_Goal of the exercise:_ Copy every line of the data that contains the string "this".

*****

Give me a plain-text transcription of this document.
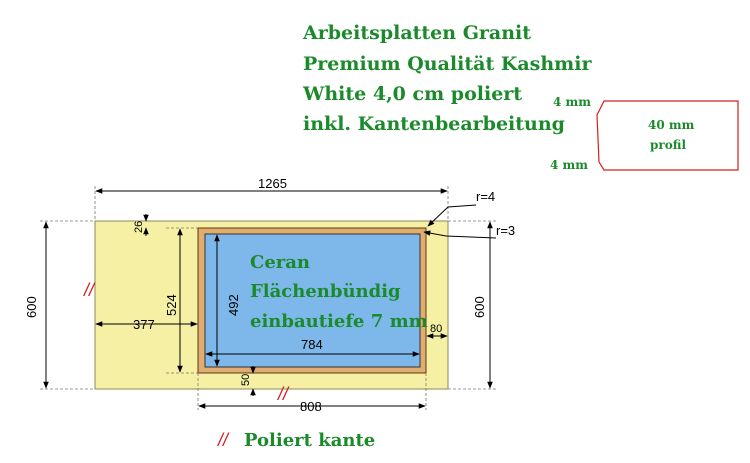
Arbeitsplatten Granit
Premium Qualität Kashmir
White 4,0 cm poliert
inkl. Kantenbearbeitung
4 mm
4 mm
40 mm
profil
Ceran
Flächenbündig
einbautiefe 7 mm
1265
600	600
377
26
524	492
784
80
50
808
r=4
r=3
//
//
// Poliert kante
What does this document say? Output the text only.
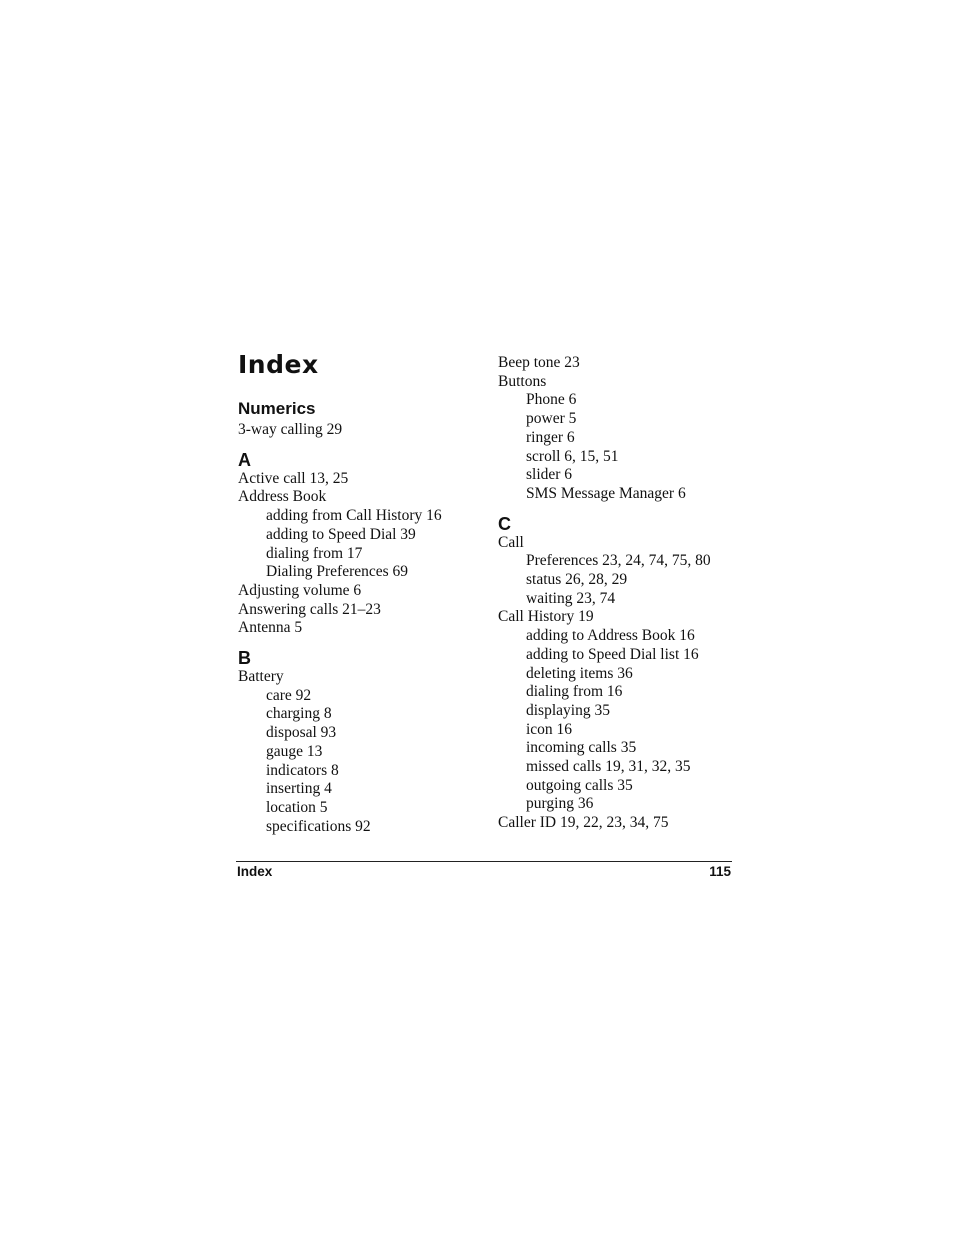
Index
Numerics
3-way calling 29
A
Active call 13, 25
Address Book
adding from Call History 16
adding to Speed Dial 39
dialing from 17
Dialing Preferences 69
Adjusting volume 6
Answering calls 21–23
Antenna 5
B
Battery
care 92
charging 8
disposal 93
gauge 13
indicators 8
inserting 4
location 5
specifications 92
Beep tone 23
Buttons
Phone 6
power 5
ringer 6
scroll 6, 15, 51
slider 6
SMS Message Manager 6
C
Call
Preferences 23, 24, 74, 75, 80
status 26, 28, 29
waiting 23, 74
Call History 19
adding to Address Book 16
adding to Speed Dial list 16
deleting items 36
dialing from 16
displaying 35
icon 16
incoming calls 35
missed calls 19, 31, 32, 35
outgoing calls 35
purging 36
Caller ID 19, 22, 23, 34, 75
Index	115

*****

_Worked answer:_
Give me a plain-text transcription of this document.
What does this document say? Output the text only.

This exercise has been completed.